* **GOAL OF THE EXERCISE**: Print every line of the records below verbatim, without changing anything.

* **STORED DATA**:
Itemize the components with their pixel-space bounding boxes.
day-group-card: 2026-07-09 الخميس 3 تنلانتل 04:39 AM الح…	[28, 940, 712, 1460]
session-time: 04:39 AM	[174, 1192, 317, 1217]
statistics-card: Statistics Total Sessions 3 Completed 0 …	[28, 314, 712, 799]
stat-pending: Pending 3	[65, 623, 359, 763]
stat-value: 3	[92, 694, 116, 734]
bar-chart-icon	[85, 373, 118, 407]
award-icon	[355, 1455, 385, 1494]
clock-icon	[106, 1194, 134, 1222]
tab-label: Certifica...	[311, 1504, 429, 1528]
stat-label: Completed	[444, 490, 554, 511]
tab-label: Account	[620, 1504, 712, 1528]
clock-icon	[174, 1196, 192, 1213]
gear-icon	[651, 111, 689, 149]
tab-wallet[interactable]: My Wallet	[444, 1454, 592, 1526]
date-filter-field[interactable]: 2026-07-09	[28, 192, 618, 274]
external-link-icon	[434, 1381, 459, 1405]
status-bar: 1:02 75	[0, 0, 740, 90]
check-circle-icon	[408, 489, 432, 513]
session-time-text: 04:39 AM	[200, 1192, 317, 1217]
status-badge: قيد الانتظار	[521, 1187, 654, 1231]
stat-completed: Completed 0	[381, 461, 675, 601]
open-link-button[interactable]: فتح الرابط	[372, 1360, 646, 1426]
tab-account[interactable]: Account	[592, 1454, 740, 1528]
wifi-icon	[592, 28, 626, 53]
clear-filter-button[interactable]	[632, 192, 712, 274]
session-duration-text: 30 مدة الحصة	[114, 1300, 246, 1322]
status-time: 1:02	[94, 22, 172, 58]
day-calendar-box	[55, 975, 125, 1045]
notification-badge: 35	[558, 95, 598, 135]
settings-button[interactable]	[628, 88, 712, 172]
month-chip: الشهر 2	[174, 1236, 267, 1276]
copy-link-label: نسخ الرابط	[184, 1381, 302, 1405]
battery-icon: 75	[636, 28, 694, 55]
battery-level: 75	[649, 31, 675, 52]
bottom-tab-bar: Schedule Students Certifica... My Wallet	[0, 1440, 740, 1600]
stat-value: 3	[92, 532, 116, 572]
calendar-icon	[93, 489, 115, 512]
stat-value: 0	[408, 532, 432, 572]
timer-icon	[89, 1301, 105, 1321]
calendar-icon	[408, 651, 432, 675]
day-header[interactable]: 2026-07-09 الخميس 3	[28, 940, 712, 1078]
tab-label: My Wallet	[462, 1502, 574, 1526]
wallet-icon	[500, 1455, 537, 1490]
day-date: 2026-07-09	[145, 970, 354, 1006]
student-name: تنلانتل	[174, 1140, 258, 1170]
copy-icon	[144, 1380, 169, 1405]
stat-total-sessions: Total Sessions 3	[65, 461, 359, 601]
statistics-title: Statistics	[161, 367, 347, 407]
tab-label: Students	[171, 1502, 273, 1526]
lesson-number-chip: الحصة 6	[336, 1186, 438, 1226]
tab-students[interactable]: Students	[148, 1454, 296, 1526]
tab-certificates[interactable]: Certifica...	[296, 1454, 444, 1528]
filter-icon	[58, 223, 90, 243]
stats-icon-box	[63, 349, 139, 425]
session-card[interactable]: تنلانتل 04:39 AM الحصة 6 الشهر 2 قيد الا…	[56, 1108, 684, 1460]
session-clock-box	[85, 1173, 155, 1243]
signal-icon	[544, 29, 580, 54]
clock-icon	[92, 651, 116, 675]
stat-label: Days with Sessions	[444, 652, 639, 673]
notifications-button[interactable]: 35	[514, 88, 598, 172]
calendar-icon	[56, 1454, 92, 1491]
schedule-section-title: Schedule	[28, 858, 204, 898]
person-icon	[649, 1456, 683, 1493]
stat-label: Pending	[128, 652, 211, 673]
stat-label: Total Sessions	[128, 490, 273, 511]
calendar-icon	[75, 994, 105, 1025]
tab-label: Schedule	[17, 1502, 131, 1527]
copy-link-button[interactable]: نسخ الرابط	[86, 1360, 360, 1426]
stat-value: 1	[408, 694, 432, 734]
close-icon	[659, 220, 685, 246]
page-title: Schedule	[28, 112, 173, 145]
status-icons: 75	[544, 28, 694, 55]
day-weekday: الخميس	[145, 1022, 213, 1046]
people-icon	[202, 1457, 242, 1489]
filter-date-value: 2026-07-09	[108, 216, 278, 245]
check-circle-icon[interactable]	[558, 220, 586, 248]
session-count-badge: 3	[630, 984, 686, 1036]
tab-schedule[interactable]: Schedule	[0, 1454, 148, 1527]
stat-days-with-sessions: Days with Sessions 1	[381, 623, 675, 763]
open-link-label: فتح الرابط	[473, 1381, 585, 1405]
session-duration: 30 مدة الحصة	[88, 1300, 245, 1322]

* **WORKED SOLUTION**:
Itemize the components with their pixel-space bounding boxes.
day-group-card: 2026-07-09 الخميس 3 تنلانتل 04:39 AM الح…	[28, 940, 712, 1460]
session-time: 04:39 AM	[174, 1192, 317, 1217]
statistics-card: Statistics Total Sessions 3 Completed 0 …	[28, 314, 712, 799]
stat-pending: Pending 3	[65, 623, 359, 763]
stat-value: 3	[92, 694, 116, 734]
bar-chart-icon	[85, 373, 118, 407]
award-icon	[355, 1455, 385, 1494]
clock-icon	[106, 1194, 134, 1222]
tab-label: Certifica...	[311, 1504, 429, 1528]
stat-label: Completed	[444, 490, 554, 511]
tab-label: Account	[620, 1504, 712, 1528]
clock-icon	[174, 1196, 192, 1213]
gear-icon	[651, 111, 689, 149]
tab-wallet[interactable]: My Wallet	[444, 1454, 592, 1526]
date-filter-field[interactable]: 2026-07-09	[28, 192, 618, 274]
external-link-icon	[434, 1381, 459, 1405]
status-bar: 1:02 75	[0, 0, 740, 90]
check-circle-icon	[408, 489, 432, 513]
session-time-text: 04:39 AM	[200, 1192, 317, 1217]
status-badge: قيد الانتظار	[521, 1187, 654, 1231]
stat-completed: Completed 0	[381, 461, 675, 601]
open-link-button[interactable]: فتح الرابط	[372, 1360, 646, 1426]
tab-account[interactable]: Account	[592, 1454, 740, 1528]
wifi-icon	[592, 28, 626, 53]
clear-filter-button[interactable]	[632, 192, 712, 274]
session-duration-text: 30 مدة الحصة	[114, 1300, 246, 1322]
status-time: 1:02	[94, 22, 172, 58]
day-calendar-box	[55, 975, 125, 1045]
notification-badge: 35	[558, 95, 598, 135]
settings-button[interactable]	[628, 88, 712, 172]
month-chip: الشهر 2	[174, 1236, 267, 1276]
copy-link-label: نسخ الرابط	[184, 1381, 302, 1405]
battery-icon: 75	[636, 28, 694, 55]
battery-level: 75	[649, 31, 675, 52]
bottom-tab-bar: Schedule Students Certifica... My Wallet	[0, 1440, 740, 1600]
stat-value: 3	[92, 532, 116, 572]
calendar-icon	[93, 489, 115, 512]
stat-value: 0	[408, 532, 432, 572]
timer-icon	[89, 1301, 105, 1321]
calendar-icon	[408, 651, 432, 675]
day-header[interactable]: 2026-07-09 الخميس 3	[28, 940, 712, 1078]
tab-label: My Wallet	[462, 1502, 574, 1526]
wallet-icon	[500, 1455, 537, 1490]
day-date: 2026-07-09	[145, 970, 354, 1006]
student-name: تنلانتل	[174, 1140, 258, 1170]
copy-icon	[144, 1380, 169, 1405]
stat-total-sessions: Total Sessions 3	[65, 461, 359, 601]
statistics-title: Statistics	[161, 367, 347, 407]
tab-label: Students	[171, 1502, 273, 1526]
lesson-number-chip: الحصة 6	[336, 1186, 438, 1226]
tab-students[interactable]: Students	[148, 1454, 296, 1526]
tab-certificates[interactable]: Certifica...	[296, 1454, 444, 1528]
filter-icon	[58, 223, 90, 243]
stats-icon-box	[63, 349, 139, 425]
session-card[interactable]: تنلانتل 04:39 AM الحصة 6 الشهر 2 قيد الا…	[56, 1108, 684, 1460]
session-clock-box	[85, 1173, 155, 1243]
signal-icon	[544, 29, 580, 54]
clock-icon	[92, 651, 116, 675]
stat-label: Days with Sessions	[444, 652, 639, 673]
notifications-button[interactable]: 35	[514, 88, 598, 172]
calendar-icon	[56, 1454, 92, 1491]
schedule-section-title: Schedule	[28, 858, 204, 898]
person-icon	[649, 1456, 683, 1493]
stat-label: Pending	[128, 652, 211, 673]
stat-label: Total Sessions	[128, 490, 273, 511]
calendar-icon	[75, 994, 105, 1025]
tab-label: Schedule	[17, 1502, 131, 1527]
copy-link-button[interactable]: نسخ الرابط	[86, 1360, 360, 1426]
stat-value: 1	[408, 694, 432, 734]
close-icon	[659, 220, 685, 246]
page-title: Schedule	[28, 112, 173, 145]
status-icons: 75	[544, 28, 694, 55]
day-weekday: الخميس	[145, 1022, 213, 1046]
people-icon	[202, 1457, 242, 1489]
filter-date-value: 2026-07-09	[108, 216, 278, 245]
check-circle-icon[interactable]	[558, 220, 586, 248]
session-count-badge: 3	[630, 984, 686, 1036]
tab-schedule[interactable]: Schedule	[0, 1454, 148, 1527]
stat-days-with-sessions: Days with Sessions 1	[381, 623, 675, 763]
open-link-label: فتح الرابط	[473, 1381, 585, 1405]
session-duration: 30 مدة الحصة	[88, 1300, 245, 1322]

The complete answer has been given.